> The task: Retype the data below without altering anything.

===== Information provided

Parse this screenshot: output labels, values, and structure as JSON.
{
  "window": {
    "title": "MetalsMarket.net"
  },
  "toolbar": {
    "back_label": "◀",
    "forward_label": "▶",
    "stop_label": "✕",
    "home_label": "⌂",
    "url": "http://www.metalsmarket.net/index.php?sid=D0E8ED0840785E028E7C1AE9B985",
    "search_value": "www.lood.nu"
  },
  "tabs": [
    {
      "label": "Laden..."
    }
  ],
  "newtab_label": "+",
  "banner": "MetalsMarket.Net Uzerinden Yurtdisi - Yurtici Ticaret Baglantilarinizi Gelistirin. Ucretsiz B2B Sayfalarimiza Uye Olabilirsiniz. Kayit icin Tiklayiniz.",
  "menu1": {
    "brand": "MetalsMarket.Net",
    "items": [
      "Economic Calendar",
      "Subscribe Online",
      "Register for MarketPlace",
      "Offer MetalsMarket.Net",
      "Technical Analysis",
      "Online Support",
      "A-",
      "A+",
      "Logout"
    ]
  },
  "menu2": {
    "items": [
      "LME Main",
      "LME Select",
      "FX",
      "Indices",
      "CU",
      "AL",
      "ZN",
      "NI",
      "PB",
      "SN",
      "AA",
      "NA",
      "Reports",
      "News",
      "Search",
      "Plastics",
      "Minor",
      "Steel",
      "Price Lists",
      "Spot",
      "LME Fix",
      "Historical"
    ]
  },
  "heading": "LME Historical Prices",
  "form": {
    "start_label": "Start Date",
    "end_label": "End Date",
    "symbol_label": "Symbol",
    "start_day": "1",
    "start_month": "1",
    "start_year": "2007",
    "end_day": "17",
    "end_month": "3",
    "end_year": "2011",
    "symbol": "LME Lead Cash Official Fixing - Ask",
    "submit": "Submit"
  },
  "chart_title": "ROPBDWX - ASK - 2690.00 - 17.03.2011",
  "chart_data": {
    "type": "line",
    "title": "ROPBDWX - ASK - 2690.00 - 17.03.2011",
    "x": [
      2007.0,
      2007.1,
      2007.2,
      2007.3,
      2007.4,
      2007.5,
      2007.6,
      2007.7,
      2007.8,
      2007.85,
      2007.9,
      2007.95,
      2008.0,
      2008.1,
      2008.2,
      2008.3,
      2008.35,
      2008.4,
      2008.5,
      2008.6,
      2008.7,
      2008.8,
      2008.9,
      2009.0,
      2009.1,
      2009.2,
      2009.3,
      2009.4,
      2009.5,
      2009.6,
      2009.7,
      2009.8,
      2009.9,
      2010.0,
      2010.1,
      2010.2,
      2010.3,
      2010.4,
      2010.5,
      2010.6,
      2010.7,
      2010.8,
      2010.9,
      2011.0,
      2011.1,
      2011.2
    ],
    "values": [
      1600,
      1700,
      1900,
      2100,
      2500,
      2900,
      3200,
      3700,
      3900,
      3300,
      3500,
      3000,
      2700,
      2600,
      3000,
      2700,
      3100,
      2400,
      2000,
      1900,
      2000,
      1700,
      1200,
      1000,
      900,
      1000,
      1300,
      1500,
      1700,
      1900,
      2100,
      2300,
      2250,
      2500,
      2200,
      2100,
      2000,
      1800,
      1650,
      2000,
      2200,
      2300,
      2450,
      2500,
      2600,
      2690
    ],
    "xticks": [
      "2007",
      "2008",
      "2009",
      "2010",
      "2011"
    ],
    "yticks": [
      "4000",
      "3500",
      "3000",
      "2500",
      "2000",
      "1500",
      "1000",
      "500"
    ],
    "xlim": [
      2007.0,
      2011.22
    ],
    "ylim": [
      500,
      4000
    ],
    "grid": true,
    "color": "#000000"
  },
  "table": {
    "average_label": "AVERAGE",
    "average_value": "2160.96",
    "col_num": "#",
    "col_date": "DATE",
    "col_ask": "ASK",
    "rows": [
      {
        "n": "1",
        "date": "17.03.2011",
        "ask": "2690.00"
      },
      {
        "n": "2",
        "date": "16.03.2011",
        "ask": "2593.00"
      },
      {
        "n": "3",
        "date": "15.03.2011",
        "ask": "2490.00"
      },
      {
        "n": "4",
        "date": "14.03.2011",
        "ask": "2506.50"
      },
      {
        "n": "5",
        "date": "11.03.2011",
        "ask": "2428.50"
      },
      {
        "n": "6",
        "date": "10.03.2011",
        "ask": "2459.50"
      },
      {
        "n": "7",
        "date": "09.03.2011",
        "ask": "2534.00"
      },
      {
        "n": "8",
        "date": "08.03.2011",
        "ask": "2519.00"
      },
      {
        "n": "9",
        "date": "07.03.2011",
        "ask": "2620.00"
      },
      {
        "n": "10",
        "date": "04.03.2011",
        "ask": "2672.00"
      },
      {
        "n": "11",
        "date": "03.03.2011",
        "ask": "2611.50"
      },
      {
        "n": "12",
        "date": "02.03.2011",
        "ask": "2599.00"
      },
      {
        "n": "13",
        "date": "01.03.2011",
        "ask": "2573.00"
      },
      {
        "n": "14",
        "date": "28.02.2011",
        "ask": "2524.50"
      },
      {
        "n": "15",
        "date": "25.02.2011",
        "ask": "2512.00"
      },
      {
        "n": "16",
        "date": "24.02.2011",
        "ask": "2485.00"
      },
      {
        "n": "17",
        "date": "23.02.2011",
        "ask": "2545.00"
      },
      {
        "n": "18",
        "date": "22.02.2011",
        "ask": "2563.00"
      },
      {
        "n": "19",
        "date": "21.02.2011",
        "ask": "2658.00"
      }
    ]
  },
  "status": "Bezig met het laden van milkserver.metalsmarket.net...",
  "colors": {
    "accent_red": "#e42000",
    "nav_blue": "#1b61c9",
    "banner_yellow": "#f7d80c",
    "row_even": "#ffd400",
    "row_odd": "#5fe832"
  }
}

==========

> Response to the exercise:
Parse this screenshot: output labels, values, and structure as JSON.
{
  "window": {
    "title": "MetalsMarket.net"
  },
  "toolbar": {
    "back_label": "◀",
    "forward_label": "▶",
    "stop_label": "✕",
    "home_label": "⌂",
    "url": "http://www.metalsmarket.net/index.php?sid=D0E8ED0840785E028E7C1AE9B985",
    "search_value": "www.lood.nu"
  },
  "tabs": [
    {
      "label": "Laden..."
    }
  ],
  "newtab_label": "+",
  "banner": "MetalsMarket.Net Uzerinden Yurtdisi - Yurtici Ticaret Baglantilarinizi Gelistirin. Ucretsiz B2B Sayfalarimiza Uye Olabilirsiniz. Kayit icin Tiklayiniz.",
  "menu1": {
    "brand": "MetalsMarket.Net",
    "items": [
      "Economic Calendar",
      "Subscribe Online",
      "Register for MarketPlace",
      "Offer MetalsMarket.Net",
      "Technical Analysis",
      "Online Support",
      "A-",
      "A+",
      "Logout"
    ]
  },
  "menu2": {
    "items": [
      "LME Main",
      "LME Select",
      "FX",
      "Indices",
      "CU",
      "AL",
      "ZN",
      "NI",
      "PB",
      "SN",
      "AA",
      "NA",
      "Reports",
      "News",
      "Search",
      "Plastics",
      "Minor",
      "Steel",
      "Price Lists",
      "Spot",
      "LME Fix",
      "Historical"
    ]
  },
  "heading": "LME Historical Prices",
  "form": {
    "start_label": "Start Date",
    "end_label": "End Date",
    "symbol_label": "Symbol",
    "start_day": "1",
    "start_month": "1",
    "start_year": "2007",
    "end_day": "17",
    "end_month": "3",
    "end_year": "2011",
    "symbol": "LME Lead Cash Official Fixing - Ask",
    "submit": "Submit"
  },
  "chart_title": "ROPBDWX - ASK - 2690.00 - 17.03.2011",
  "chart_data": {
    "type": "line",
    "title": "ROPBDWX - ASK - 2690.00 - 17.03.2011",
    "x": [
      2007.0,
      2007.1,
      2007.2,
      2007.3,
      2007.4,
      2007.5,
      2007.6,
      2007.7,
      2007.8,
      2007.85,
      2007.9,
      2007.95,
      2008.0,
      2008.1,
      2008.2,
      2008.3,
      2008.35,
      2008.4,
      2008.5,
      2008.6,
      2008.7,
      2008.8,
      2008.9,
      2009.0,
      2009.1,
      2009.2,
      2009.3,
      2009.4,
      2009.5,
      2009.6,
      2009.7,
      2009.8,
      2009.9,
      2010.0,
      2010.1,
      2010.2,
      2010.3,
      2010.4,
      2010.5,
      2010.6,
      2010.7,
      2010.8,
      2010.9,
      2011.0,
      2011.1,
      2011.2
    ],
    "values": [
      1600,
      1700,
      1900,
      2100,
      2500,
      2900,
      3200,
      3700,
      3900,
      3300,
      3500,
      3000,
      2700,
      2600,
      3000,
      2700,
      3100,
      2400,
      2000,
      1900,
      2000,
      1700,
      1200,
      1000,
      900,
      1000,
      1300,
      1500,
      1700,
      1900,
      2100,
      2300,
      2250,
      2500,
      2200,
      2100,
      2000,
      1800,
      1650,
      2000,
      2200,
      2300,
      2450,
      2500,
      2600,
      2690
    ],
    "xticks": [
      "2007",
      "2008",
      "2009",
      "2010",
      "2011"
    ],
    "yticks": [
      "4000",
      "3500",
      "3000",
      "2500",
      "2000",
      "1500",
      "1000",
      "500"
    ],
    "xlim": [
      2007.0,
      2011.22
    ],
    "ylim": [
      500,
      4000
    ],
    "grid": true,
    "color": "#000000"
  },
  "table": {
    "average_label": "AVERAGE",
    "average_value": "2160.96",
    "col_num": "#",
    "col_date": "DATE",
    "col_ask": "ASK",
    "rows": [
      {
        "n": "1",
        "date": "17.03.2011",
        "ask": "2690.00"
      },
      {
        "n": "2",
        "date": "16.03.2011",
        "ask": "2593.00"
      },
      {
        "n": "3",
        "date": "15.03.2011",
        "ask": "2490.00"
      },
      {
        "n": "4",
        "date": "14.03.2011",
        "ask": "2506.50"
      },
      {
        "n": "5",
        "date": "11.03.2011",
        "ask": "2428.50"
      },
      {
        "n": "6",
        "date": "10.03.2011",
        "ask": "2459.50"
      },
      {
        "n": "7",
        "date": "09.03.2011",
        "ask": "2534.00"
      },
      {
        "n": "8",
        "date": "08.03.2011",
        "ask": "2519.00"
      },
      {
        "n": "9",
        "date": "07.03.2011",
        "ask": "2620.00"
      },
      {
        "n": "10",
        "date": "04.03.2011",
        "ask": "2672.00"
      },
      {
        "n": "11",
        "date": "03.03.2011",
        "ask": "2611.50"
      },
      {
        "n": "12",
        "date": "02.03.2011",
        "ask": "2599.00"
      },
      {
        "n": "13",
        "date": "01.03.2011",
        "ask": "2573.00"
      },
      {
        "n": "14",
        "date": "28.02.2011",
        "ask": "2524.50"
      },
      {
        "n": "15",
        "date": "25.02.2011",
        "ask": "2512.00"
      },
      {
        "n": "16",
        "date": "24.02.2011",
        "ask": "2485.00"
      },
      {
        "n": "17",
        "date": "23.02.2011",
        "ask": "2545.00"
      },
      {
        "n": "18",
        "date": "22.02.2011",
        "ask": "2563.00"
      },
      {
        "n": "19",
        "date": "21.02.2011",
        "ask": "2658.00"
      }
    ]
  },
  "status": "Bezig met het laden van milkserver.metalsmarket.net...",
  "colors": {
    "accent_red": "#e42000",
    "nav_blue": "#1b61c9",
    "banner_yellow": "#f7d80c",
    "row_even": "#ffd400",
    "row_odd": "#5fe832"
  }
}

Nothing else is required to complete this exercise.